AIM.
Locate all lines in the data below that hold "xlabel" and show them.

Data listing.
— Begin —

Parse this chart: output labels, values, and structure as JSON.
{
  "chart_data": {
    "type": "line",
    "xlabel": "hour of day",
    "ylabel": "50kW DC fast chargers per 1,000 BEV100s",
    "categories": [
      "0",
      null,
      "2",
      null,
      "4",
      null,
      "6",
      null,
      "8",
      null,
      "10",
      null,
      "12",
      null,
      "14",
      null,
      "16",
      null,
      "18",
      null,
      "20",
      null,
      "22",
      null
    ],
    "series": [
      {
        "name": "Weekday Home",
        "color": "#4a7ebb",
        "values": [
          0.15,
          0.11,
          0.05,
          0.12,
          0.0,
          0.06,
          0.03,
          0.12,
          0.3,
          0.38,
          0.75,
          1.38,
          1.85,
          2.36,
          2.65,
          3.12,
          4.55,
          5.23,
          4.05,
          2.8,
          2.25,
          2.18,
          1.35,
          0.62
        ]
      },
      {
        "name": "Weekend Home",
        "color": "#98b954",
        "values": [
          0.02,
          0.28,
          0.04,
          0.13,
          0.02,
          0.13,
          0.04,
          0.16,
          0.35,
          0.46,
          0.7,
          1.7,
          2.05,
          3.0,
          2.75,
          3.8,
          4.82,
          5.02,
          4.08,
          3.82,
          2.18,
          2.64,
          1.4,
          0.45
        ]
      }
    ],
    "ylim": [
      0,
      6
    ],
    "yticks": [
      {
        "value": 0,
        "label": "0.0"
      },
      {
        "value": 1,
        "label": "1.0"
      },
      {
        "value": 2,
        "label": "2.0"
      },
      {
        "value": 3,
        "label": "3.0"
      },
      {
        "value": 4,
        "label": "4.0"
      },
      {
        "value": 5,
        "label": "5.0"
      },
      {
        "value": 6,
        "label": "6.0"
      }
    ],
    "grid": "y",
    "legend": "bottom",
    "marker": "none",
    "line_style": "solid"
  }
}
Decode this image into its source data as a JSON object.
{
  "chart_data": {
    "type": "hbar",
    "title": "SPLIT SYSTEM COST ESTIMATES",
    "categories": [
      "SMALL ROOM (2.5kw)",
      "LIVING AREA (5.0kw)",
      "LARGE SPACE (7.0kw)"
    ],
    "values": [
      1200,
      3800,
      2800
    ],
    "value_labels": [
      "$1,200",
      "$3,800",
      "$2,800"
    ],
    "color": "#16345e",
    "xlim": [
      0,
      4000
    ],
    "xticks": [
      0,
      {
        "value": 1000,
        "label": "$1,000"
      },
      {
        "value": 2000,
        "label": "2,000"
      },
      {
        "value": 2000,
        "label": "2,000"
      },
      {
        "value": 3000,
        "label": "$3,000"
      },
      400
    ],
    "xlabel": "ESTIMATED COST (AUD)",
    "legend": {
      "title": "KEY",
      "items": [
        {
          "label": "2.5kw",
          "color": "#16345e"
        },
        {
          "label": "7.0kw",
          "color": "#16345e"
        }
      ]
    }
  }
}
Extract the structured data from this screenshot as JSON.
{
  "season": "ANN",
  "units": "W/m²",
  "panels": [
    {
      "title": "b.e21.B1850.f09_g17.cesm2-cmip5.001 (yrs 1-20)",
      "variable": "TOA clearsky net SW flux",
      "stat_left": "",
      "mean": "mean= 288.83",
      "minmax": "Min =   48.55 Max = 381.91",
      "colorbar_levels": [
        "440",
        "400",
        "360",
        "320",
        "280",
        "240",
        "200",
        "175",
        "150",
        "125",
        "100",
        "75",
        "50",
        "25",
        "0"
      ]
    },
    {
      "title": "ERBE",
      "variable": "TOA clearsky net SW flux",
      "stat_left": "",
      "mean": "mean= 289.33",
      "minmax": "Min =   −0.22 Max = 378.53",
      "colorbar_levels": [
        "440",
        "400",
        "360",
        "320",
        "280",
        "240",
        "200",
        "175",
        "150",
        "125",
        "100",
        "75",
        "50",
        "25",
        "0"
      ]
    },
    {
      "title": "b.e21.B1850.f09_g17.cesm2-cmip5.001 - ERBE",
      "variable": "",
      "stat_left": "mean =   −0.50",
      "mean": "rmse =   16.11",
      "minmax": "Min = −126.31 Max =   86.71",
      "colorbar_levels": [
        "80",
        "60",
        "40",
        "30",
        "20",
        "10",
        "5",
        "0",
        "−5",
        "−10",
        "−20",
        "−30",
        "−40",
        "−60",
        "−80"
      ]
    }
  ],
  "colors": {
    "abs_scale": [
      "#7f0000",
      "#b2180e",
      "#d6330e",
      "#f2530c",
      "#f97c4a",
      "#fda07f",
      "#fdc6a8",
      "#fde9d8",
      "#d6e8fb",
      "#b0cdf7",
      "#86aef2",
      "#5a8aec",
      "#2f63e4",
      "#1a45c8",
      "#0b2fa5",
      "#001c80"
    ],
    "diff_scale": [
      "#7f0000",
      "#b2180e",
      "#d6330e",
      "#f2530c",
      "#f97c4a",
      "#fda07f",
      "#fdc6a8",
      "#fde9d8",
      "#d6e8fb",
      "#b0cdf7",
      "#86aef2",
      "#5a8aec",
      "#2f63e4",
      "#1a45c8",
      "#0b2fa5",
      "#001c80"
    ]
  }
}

— End —

EXPECTED ANSWER.
    "xlabel": "hour of day",
    "xlabel": "ESTIMATED COST (AUD)",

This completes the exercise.